**** EXTRACT ****

# What quirks do your chi's have ?



## beth (Mar 31, 2005)

My Smidgen has many
1. bug phobia, act's like there are bugs on the bed when there isn't
2. chew's her dew claws and eats them
3. looks up at the ceiling when there isn't anything there
4. likes to try and bite at the water I am pouring on her during her bath

My Chassis, Smidgens daughter doesn't have any


----------



## Cooper (Jun 15, 2005)

My OmaKitty has OCD and she has passed some of it down to Cooper. He's not as quirky about things as she is, but he's learning. Here are a few examples:

When I was training Cooper, I would give him his dinner but make him sit for a period of time before he was allowed to eat, I'd tell him "OK" and he'd go to the bowl - part of the dominance training. Now, I'll put his dinner down and he'll sit, stare at the food and I'll walk away without thinking about it. I've gone and taken a shower after feeding him and come back out, only to find him sitting there, staring at his food ... waiting.

Cooper will not walk through a threshold in front of a human. He waits until everyone else passes through, then he goes.

Cooper will do a perfect heel to anyone. Anyone, that is, except me when we're around someone else.

Cooper is not allowed in the kitchen. That is OmaKitty's space. When I walk into the kitchen, he follows me to the edge of the tile and stops. If I turn my back, he'll creep onto the tile a few feet into the kitchen. If I turn around and look at him, he'll turn around as if he is leaving but never moves - he just waits for me to turn back around so he can creep in a little further.

I find this to be the oddest of all Cooper's behaviors - he won't go to my mother. My mother loves animals and *all* animals (and children) love her - they just flock to her, even schitzo OmaKitty. Cooper loves people, in general. Cooper won't go to her and acts scared of her for some reason. I don't understand it at all.


----------



## xx-nathalie-xx (Jan 10, 2005)

i'll tell you the main quirk of all of my dogs :roll: 

FRENCH KISSING :shock: i swear they always try to stick their tongues in my mouth ....Licking licking licking ....they are licking machines !!! 

is this normal :?: 

kisses nat


----------



## Cooper (Jun 15, 2005)

xx-nathalie-xx said:


> i'll tell you the main quirk of all of my dogs :roll:
> 
> FRENCH KISSING :shock: i swear they always try to stick their tongues in my mouth ....Licking licking licking ....they are licking machines !!!
> 
> ...


Cooper always aims for the spot where my tonsils used to be. It's normal. Or our chis are abnormal. Whichever.


----------



## luv4mygirls (Feb 20, 2005)

chiwi's quirks are:


she digs at me in bed. she'll climb onto my chest and dig right between my boobs. not sure if she is tryin to fluff these pillows and i tell her every night that they can't be fluffed.....but she odn't listen....

whenever i am grooming her (trimming feet and sanitary area) she tries to eat the fur as it hits the table....

she has to lick the nail clipper after each nail is clipped.

****

WRITTEN TASK: From the forum thread above, list every numbered quirk that beth attributes to Smidgen.

**** DATA SEGMENT ****

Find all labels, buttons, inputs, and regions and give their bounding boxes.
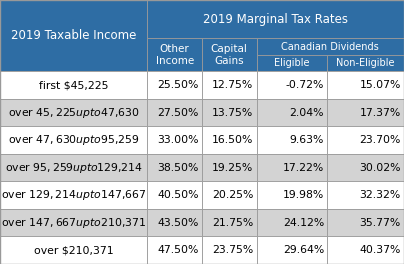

****

ANSWER BELOW:
1. A bug phobia: she acts as if there are bugs on the bed when there aren't.
2. She chews her dew claws and eats them.
3. She looks up at the ceiling when nothing is there.
4. She tries to bite at the water being poured on her during her bath.